### SET EXERCISE
The records that follow need to be output exactly as they are.
╭──
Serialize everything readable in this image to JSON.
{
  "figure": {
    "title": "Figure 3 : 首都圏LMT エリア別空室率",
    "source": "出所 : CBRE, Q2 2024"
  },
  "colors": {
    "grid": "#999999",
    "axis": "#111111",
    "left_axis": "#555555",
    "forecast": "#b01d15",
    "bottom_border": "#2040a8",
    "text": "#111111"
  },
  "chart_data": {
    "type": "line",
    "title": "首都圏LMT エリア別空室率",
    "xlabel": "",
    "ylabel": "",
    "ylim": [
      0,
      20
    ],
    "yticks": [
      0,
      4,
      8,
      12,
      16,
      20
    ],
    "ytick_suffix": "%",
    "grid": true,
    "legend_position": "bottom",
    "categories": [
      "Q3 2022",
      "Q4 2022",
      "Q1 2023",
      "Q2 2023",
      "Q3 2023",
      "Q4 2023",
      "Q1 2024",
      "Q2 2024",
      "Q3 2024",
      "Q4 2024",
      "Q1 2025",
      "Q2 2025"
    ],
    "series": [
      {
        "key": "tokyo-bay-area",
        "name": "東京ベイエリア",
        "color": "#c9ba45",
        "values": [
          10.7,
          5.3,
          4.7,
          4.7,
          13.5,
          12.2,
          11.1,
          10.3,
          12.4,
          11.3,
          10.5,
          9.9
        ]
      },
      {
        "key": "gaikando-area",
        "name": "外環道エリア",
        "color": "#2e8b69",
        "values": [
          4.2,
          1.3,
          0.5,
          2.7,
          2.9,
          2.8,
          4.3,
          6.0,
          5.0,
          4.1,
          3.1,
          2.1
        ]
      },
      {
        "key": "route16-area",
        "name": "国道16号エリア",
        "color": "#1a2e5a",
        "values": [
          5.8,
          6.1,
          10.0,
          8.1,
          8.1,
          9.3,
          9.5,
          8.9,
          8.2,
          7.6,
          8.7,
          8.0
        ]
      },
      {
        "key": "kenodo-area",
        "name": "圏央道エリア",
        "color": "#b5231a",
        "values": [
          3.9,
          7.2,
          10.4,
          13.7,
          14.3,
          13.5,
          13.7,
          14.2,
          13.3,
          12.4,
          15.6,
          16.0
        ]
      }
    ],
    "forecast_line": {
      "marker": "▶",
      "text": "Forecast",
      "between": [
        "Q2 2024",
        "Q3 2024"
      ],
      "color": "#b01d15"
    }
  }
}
╰──
### TASK RESULT
Serialize everything readable in this image to JSON.
{
  "figure": {
    "title": "Figure 3 : 首都圏LMT エリア別空室率",
    "source": "出所 : CBRE, Q2 2024"
  },
  "colors": {
    "grid": "#999999",
    "axis": "#111111",
    "left_axis": "#555555",
    "forecast": "#b01d15",
    "bottom_border": "#2040a8",
    "text": "#111111"
  },
  "chart_data": {
    "type": "line",
    "title": "首都圏LMT エリア別空室率",
    "xlabel": "",
    "ylabel": "",
    "ylim": [
      0,
      20
    ],
    "yticks": [
      0,
      4,
      8,
      12,
      16,
      20
    ],
    "ytick_suffix": "%",
    "grid": true,
    "legend_position": "bottom",
    "categories": [
      "Q3 2022",
      "Q4 2022",
      "Q1 2023",
      "Q2 2023",
      "Q3 2023",
      "Q4 2023",
      "Q1 2024",
      "Q2 2024",
      "Q3 2024",
      "Q4 2024",
      "Q1 2025",
      "Q2 2025"
    ],
    "series": [
      {
        "key": "tokyo-bay-area",
        "name": "東京ベイエリア",
        "color": "#c9ba45",
        "values": [
          10.7,
          5.3,
          4.7,
          4.7,
          13.5,
          12.2,
          11.1,
          10.3,
          12.4,
          11.3,
          10.5,
          9.9
        ]
      },
      {
        "key": "gaikando-area",
        "name": "外環道エリア",
        "color": "#2e8b69",
        "values": [
          4.2,
          1.3,
          0.5,
          2.7,
          2.9,
          2.8,
          4.3,
          6.0,
          5.0,
          4.1,
          3.1,
          2.1
        ]
      },
      {
        "key": "route16-area",
        "name": "国道16号エリア",
        "color": "#1a2e5a",
        "values": [
          5.8,
          6.1,
          10.0,
          8.1,
          8.1,
          9.3,
          9.5,
          8.9,
          8.2,
          7.6,
          8.7,
          8.0
        ]
      },
      {
        "key": "kenodo-area",
        "name": "圏央道エリア",
        "color": "#b5231a",
        "values": [
          3.9,
          7.2,
          10.4,
          13.7,
          14.3,
          13.5,
          13.7,
          14.2,
          13.3,
          12.4,
          15.6,
          16.0
        ]
      }
    ],
    "forecast_line": {
      "marker": "▶",
      "text": "Forecast",
      "between": [
        "Q2 2024",
        "Q3 2024"
      ],
      "color": "#b01d15"
    }
  }
}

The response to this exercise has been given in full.